PROBLEM DESCRIPTION: Leave out the pictures and repeat every record exactly.

____ DATASET EXCERPTS

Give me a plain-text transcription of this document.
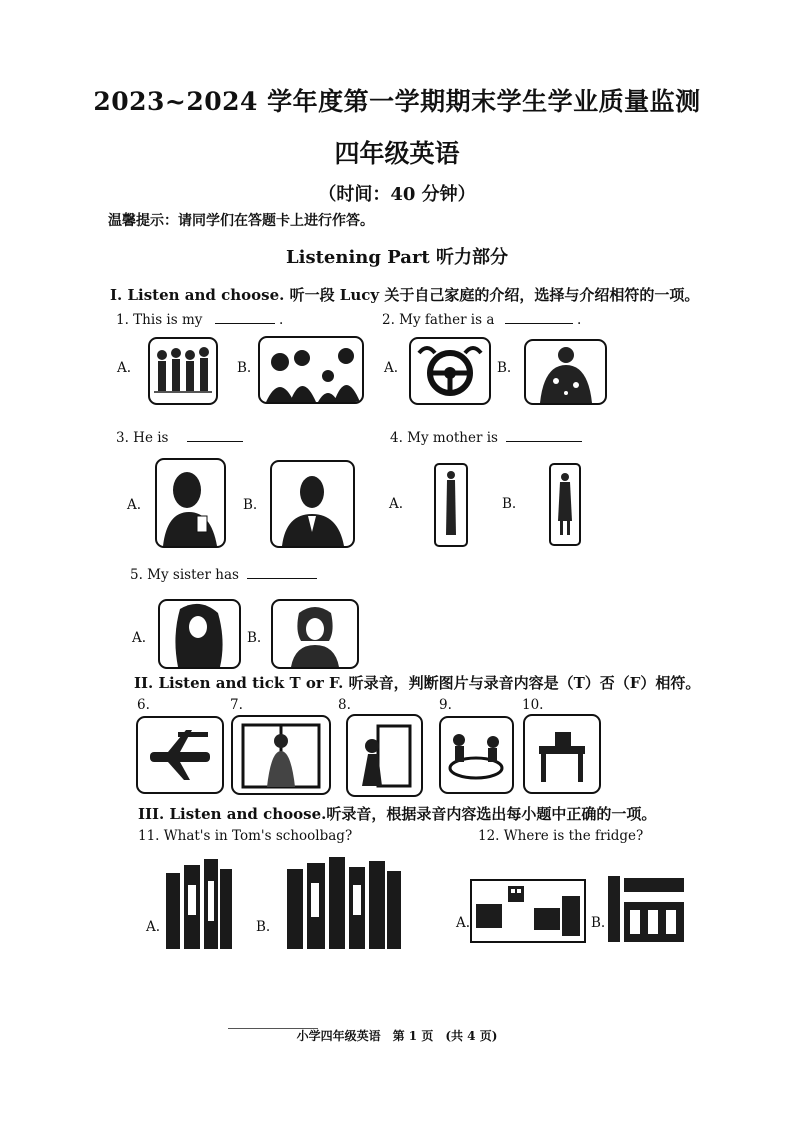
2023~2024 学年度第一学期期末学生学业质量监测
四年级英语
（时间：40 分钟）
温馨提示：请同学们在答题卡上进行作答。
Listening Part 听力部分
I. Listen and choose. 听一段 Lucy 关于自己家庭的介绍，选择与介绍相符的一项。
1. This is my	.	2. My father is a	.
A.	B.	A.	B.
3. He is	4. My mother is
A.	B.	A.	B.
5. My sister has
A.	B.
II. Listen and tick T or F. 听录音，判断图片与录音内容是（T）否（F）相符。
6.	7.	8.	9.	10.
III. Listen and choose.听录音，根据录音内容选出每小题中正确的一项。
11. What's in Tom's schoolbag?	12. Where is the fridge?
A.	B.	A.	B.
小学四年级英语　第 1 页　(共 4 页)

________

EXERCISE OUTPUT:
Give me a plain-text transcription of this document.
2023~2024 学年度第一学期期末学生学业质量监测
四年级英语
（时间：40 分钟）
温馨提示：请同学们在答题卡上进行作答。
Listening Part 听力部分
I. Listen and choose. 听一段 Lucy 关于自己家庭的介绍，选择与介绍相符的一项。
1. This is my	.	2. My father is a	.
A.	B.	A.	B.
3. He is	4. My mother is
A.	B.	A.	B.
5. My sister has
A.	B.
II. Listen and tick T or F. 听录音，判断图片与录音内容是（T）否（F）相符。
6.	7.	8.	9.	10.
III. Listen and choose.听录音，根据录音内容选出每小题中正确的一项。
11. What's in Tom's schoolbag?	12. Where is the fridge?
A.	B.	A.	B.
小学四年级英语　第 1 页　(共 4 页)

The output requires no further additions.